Exercise:
Check each line for the string "реализации". Give only the count of lines that have it.

Excerpt from a dataset:
-- begin --

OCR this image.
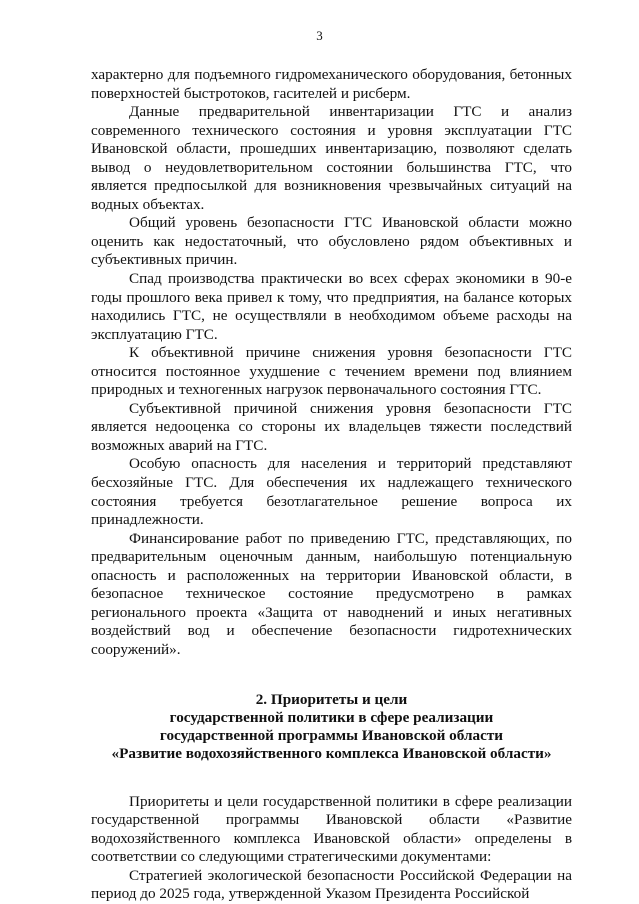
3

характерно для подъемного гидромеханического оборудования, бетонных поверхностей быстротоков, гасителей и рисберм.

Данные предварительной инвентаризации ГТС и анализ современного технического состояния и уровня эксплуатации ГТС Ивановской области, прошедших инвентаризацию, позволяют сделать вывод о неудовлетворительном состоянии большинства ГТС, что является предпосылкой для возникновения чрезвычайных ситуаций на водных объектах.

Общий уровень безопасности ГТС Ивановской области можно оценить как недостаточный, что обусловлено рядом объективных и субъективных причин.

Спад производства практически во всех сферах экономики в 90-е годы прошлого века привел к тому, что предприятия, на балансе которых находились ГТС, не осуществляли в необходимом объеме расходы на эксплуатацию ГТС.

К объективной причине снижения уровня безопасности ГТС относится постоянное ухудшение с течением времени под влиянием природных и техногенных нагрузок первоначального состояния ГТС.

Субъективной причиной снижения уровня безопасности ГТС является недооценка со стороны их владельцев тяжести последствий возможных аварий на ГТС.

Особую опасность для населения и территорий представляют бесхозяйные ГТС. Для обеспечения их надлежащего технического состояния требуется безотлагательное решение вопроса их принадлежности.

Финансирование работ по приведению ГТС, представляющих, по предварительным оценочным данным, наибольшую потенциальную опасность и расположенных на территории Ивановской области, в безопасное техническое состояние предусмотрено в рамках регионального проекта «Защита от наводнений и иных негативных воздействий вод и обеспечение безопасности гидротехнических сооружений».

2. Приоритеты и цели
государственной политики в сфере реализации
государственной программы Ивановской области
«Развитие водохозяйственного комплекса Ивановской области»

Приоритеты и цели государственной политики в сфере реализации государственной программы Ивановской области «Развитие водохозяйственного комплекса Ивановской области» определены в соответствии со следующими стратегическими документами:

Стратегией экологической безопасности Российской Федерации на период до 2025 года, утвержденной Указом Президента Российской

-- end --
-- begin --

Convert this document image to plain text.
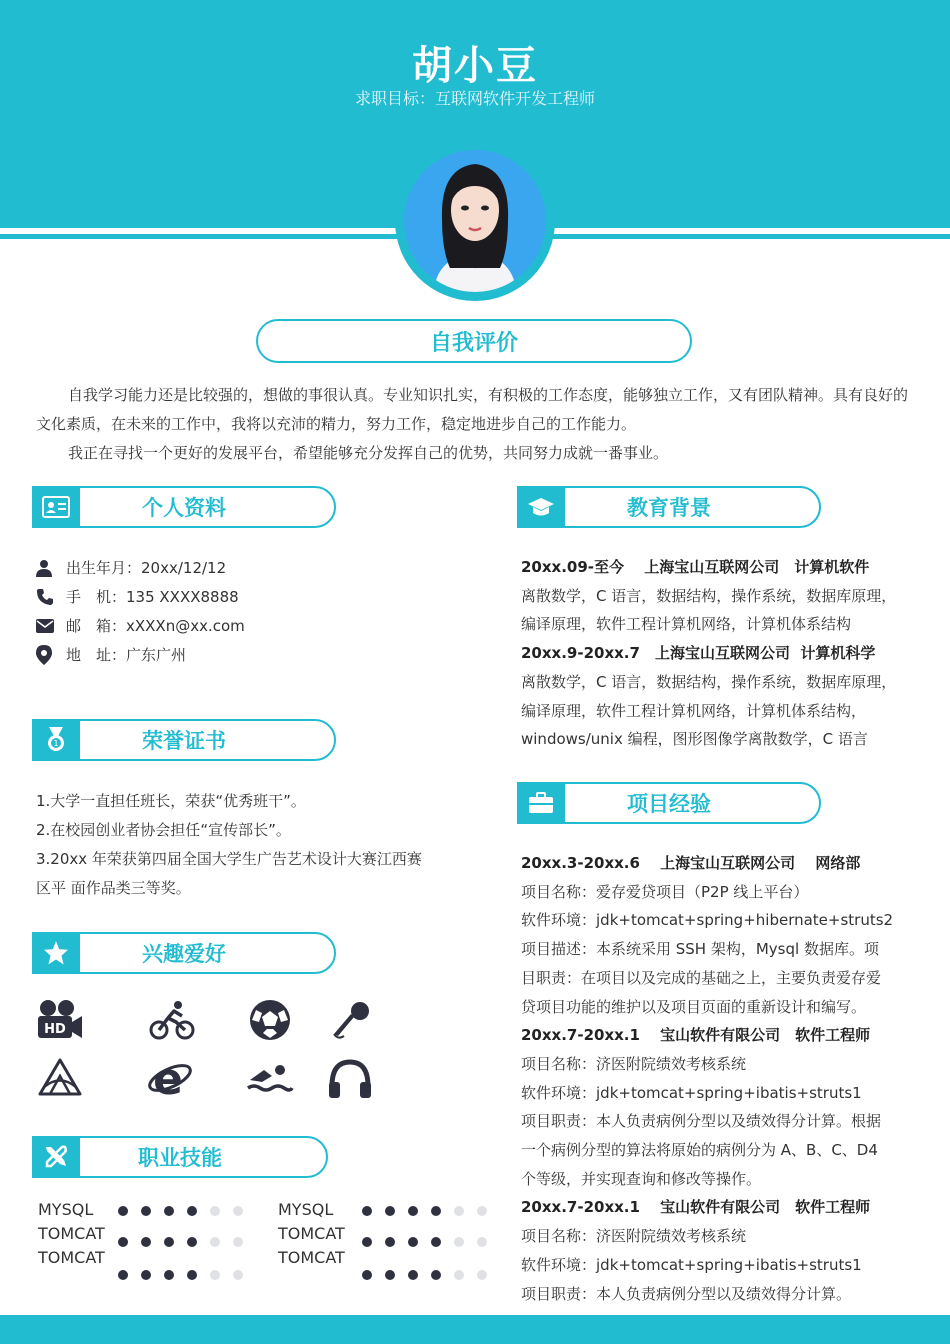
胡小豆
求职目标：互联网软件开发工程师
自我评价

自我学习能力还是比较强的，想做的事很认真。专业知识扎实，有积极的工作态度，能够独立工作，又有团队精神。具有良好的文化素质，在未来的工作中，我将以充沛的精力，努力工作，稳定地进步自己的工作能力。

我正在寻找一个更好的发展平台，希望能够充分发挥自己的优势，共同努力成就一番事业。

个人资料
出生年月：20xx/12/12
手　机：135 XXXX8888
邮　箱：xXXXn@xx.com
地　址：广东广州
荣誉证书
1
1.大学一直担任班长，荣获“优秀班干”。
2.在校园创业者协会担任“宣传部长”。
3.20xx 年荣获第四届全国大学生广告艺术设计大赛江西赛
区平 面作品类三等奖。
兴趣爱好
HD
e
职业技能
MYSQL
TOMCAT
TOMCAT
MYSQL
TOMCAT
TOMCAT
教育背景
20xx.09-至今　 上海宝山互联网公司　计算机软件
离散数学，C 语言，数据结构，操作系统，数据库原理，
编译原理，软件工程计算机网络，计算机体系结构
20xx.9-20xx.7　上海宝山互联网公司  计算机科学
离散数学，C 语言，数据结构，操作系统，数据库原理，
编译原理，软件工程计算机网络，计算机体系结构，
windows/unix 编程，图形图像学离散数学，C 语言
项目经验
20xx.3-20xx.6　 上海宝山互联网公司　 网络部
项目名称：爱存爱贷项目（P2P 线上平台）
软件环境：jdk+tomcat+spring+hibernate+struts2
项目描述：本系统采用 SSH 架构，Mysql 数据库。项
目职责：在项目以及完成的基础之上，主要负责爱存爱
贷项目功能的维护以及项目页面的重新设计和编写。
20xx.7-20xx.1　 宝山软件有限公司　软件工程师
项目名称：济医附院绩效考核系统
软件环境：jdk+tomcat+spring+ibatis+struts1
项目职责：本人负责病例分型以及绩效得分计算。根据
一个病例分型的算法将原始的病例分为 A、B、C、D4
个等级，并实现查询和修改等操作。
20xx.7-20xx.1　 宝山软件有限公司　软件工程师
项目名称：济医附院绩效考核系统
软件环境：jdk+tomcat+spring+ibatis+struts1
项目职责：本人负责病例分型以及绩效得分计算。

-- end --

Written solution:
2